_EXERCISE OBJECTIVE_:
Exactly as they appear, output all of the entries.

_RECORDS FOR THIS TASK_:
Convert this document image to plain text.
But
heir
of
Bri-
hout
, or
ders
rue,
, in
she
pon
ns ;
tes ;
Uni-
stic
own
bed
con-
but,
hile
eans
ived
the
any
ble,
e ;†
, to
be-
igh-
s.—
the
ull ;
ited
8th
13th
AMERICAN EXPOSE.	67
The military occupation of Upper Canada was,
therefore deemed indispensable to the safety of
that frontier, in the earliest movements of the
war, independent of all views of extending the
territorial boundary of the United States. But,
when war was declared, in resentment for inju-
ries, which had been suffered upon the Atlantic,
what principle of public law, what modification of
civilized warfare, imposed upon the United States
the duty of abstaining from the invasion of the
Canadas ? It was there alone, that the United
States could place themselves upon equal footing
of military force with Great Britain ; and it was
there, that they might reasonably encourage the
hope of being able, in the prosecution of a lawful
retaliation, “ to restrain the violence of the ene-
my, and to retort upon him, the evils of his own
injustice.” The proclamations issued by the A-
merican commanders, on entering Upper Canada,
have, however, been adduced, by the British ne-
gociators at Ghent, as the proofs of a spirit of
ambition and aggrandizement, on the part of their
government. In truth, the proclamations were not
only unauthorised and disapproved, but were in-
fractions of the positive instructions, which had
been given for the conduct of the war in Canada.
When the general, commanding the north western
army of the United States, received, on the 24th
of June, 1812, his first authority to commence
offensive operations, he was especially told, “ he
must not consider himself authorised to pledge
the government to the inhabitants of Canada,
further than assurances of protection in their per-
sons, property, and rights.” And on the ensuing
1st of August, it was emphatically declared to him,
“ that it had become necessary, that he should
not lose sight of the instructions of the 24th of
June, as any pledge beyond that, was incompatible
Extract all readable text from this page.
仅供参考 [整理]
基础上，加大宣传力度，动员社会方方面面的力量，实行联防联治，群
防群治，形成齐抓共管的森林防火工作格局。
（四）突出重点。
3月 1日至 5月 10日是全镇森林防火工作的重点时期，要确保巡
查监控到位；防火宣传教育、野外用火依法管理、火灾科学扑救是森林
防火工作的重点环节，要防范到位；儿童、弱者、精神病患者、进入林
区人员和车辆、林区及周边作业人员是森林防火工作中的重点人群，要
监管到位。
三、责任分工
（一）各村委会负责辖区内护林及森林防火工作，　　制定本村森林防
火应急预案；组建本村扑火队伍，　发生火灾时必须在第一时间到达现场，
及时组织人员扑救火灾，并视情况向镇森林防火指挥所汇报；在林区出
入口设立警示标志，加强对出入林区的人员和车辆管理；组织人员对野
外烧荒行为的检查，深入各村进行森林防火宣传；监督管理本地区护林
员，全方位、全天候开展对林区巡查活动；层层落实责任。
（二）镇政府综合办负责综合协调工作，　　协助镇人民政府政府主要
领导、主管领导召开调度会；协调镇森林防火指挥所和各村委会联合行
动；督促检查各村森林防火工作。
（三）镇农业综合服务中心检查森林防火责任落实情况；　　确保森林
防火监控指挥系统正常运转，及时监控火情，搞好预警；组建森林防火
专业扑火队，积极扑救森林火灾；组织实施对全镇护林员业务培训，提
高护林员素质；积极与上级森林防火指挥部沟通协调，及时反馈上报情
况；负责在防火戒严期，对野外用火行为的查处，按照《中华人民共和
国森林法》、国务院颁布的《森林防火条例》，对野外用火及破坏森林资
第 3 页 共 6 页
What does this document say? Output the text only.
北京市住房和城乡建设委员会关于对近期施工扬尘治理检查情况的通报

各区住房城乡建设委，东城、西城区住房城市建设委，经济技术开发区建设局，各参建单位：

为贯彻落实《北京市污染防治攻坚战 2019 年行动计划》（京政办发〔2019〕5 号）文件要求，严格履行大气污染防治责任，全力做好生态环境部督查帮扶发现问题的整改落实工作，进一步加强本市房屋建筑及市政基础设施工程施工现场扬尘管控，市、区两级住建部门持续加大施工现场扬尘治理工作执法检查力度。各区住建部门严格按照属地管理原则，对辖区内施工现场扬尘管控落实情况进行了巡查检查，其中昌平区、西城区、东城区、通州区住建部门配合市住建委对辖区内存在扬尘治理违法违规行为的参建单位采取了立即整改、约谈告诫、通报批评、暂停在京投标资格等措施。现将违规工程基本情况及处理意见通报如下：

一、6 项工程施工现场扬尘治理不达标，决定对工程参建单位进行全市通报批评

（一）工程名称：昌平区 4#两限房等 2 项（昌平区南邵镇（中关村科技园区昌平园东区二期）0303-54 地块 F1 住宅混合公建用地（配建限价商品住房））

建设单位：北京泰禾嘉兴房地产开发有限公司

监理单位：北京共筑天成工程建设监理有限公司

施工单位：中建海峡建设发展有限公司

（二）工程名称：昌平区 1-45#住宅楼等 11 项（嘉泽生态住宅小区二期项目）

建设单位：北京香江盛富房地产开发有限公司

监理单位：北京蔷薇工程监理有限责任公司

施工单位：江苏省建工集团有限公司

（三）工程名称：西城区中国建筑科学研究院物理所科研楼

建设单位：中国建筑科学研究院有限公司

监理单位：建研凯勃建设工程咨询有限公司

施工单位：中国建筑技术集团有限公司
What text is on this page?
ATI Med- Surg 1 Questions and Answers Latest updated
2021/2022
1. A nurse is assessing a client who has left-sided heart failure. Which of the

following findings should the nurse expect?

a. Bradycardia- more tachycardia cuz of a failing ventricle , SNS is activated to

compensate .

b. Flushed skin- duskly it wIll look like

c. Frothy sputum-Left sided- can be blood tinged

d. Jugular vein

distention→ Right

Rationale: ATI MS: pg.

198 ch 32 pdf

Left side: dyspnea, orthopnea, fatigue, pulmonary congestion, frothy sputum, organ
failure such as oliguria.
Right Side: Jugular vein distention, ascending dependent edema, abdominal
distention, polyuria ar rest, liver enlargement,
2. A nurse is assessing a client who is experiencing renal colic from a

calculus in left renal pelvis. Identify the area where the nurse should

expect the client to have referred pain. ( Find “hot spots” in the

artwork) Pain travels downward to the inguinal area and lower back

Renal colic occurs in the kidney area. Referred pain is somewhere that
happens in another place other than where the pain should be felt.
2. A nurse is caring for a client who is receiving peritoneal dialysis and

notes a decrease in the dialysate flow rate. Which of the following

_EXERCISE SOLUTION_:
Convert this document image to plain text.
But
heir
of
Bri-
hout
, or
ders
rue,
, in
she
pon
ns ;
tes ;
Uni-
stic
own
bed
con-
but,
hile
eans
ived
the
any
ble,
e ;†
, to
be-
igh-
s.—
the
ull ;
ited
8th
13th
AMERICAN EXPOSE.	67
The military occupation of Upper Canada was,
therefore deemed indispensable to the safety of
that frontier, in the earliest movements of the
war, independent of all views of extending the
territorial boundary of the United States. But,
when war was declared, in resentment for inju-
ries, which had been suffered upon the Atlantic,
what principle of public law, what modification of
civilized warfare, imposed upon the United States
the duty of abstaining from the invasion of the
Canadas ? It was there alone, that the United
States could place themselves upon equal footing
of military force with Great Britain ; and it was
there, that they might reasonably encourage the
hope of being able, in the prosecution of a lawful
retaliation, “ to restrain the violence of the ene-
my, and to retort upon him, the evils of his own
injustice.” The proclamations issued by the A-
merican commanders, on entering Upper Canada,
have, however, been adduced, by the British ne-
gociators at Ghent, as the proofs of a spirit of
ambition and aggrandizement, on the part of their
government. In truth, the proclamations were not
only unauthorised and disapproved, but were in-
fractions of the positive instructions, which had
been given for the conduct of the war in Canada.
When the general, commanding the north western
army of the United States, received, on the 24th
of June, 1812, his first authority to commence
offensive operations, he was especially told, “ he
must not consider himself authorised to pledge
the government to the inhabitants of Canada,
further than assurances of protection in their per-
sons, property, and rights.” And on the ensuing
1st of August, it was emphatically declared to him,
“ that it had become necessary, that he should
not lose sight of the instructions of the 24th of
June, as any pledge beyond that, was incompatible
Extract all readable text from this page.
仅供参考 [整理]
基础上，加大宣传力度，动员社会方方面面的力量，实行联防联治，群
防群治，形成齐抓共管的森林防火工作格局。
（四）突出重点。
3月 1日至 5月 10日是全镇森林防火工作的重点时期，要确保巡
查监控到位；防火宣传教育、野外用火依法管理、火灾科学扑救是森林
防火工作的重点环节，要防范到位；儿童、弱者、精神病患者、进入林
区人员和车辆、林区及周边作业人员是森林防火工作中的重点人群，要
监管到位。
三、责任分工
（一）各村委会负责辖区内护林及森林防火工作，　　制定本村森林防
火应急预案；组建本村扑火队伍，　发生火灾时必须在第一时间到达现场，
及时组织人员扑救火灾，并视情况向镇森林防火指挥所汇报；在林区出
入口设立警示标志，加强对出入林区的人员和车辆管理；组织人员对野
外烧荒行为的检查，深入各村进行森林防火宣传；监督管理本地区护林
员，全方位、全天候开展对林区巡查活动；层层落实责任。
（二）镇政府综合办负责综合协调工作，　　协助镇人民政府政府主要
领导、主管领导召开调度会；协调镇森林防火指挥所和各村委会联合行
动；督促检查各村森林防火工作。
（三）镇农业综合服务中心检查森林防火责任落实情况；　　确保森林
防火监控指挥系统正常运转，及时监控火情，搞好预警；组建森林防火
专业扑火队，积极扑救森林火灾；组织实施对全镇护林员业务培训，提
高护林员素质；积极与上级森林防火指挥部沟通协调，及时反馈上报情
况；负责在防火戒严期，对野外用火行为的查处，按照《中华人民共和
国森林法》、国务院颁布的《森林防火条例》，对野外用火及破坏森林资
第 3 页 共 6 页
What does this document say? Output the text only.
北京市住房和城乡建设委员会关于对近期施工扬尘治理检查情况的通报

各区住房城乡建设委，东城、西城区住房城市建设委，经济技术开发区建设局，各参建单位：

为贯彻落实《北京市污染防治攻坚战 2019 年行动计划》（京政办发〔2019〕5 号）文件要求，严格履行大气污染防治责任，全力做好生态环境部督查帮扶发现问题的整改落实工作，进一步加强本市房屋建筑及市政基础设施工程施工现场扬尘管控，市、区两级住建部门持续加大施工现场扬尘治理工作执法检查力度。各区住建部门严格按照属地管理原则，对辖区内施工现场扬尘管控落实情况进行了巡查检查，其中昌平区、西城区、东城区、通州区住建部门配合市住建委对辖区内存在扬尘治理违法违规行为的参建单位采取了立即整改、约谈告诫、通报批评、暂停在京投标资格等措施。现将违规工程基本情况及处理意见通报如下：

一、6 项工程施工现场扬尘治理不达标，决定对工程参建单位进行全市通报批评

（一）工程名称：昌平区 4#两限房等 2 项（昌平区南邵镇（中关村科技园区昌平园东区二期）0303-54 地块 F1 住宅混合公建用地（配建限价商品住房））

建设单位：北京泰禾嘉兴房地产开发有限公司

监理单位：北京共筑天成工程建设监理有限公司

施工单位：中建海峡建设发展有限公司

（二）工程名称：昌平区 1-45#住宅楼等 11 项（嘉泽生态住宅小区二期项目）

建设单位：北京香江盛富房地产开发有限公司

监理单位：北京蔷薇工程监理有限责任公司

施工单位：江苏省建工集团有限公司

（三）工程名称：西城区中国建筑科学研究院物理所科研楼

建设单位：中国建筑科学研究院有限公司

监理单位：建研凯勃建设工程咨询有限公司

施工单位：中国建筑技术集团有限公司
What text is on this page?
ATI Med- Surg 1 Questions and Answers Latest updated
2021/2022
1. A nurse is assessing a client who has left-sided heart failure. Which of the

following findings should the nurse expect?

a. Bradycardia- more tachycardia cuz of a failing ventricle , SNS is activated to

compensate .

b. Flushed skin- duskly it wIll look like

c. Frothy sputum-Left sided- can be blood tinged

d. Jugular vein

distention→ Right

Rationale: ATI MS: pg.

198 ch 32 pdf

Left side: dyspnea, orthopnea, fatigue, pulmonary congestion, frothy sputum, organ
failure such as oliguria.
Right Side: Jugular vein distention, ascending dependent edema, abdominal
distention, polyuria ar rest, liver enlargement,
2. A nurse is assessing a client who is experiencing renal colic from a

calculus in left renal pelvis. Identify the area where the nurse should

expect the client to have referred pain. ( Find “hot spots” in the

artwork) Pain travels downward to the inguinal area and lower back

Renal colic occurs in the kidney area. Referred pain is somewhere that
happens in another place other than where the pain should be felt.
2. A nurse is caring for a client who is receiving peritoneal dialysis and

notes a decrease in the dialysate flow rate. Which of the following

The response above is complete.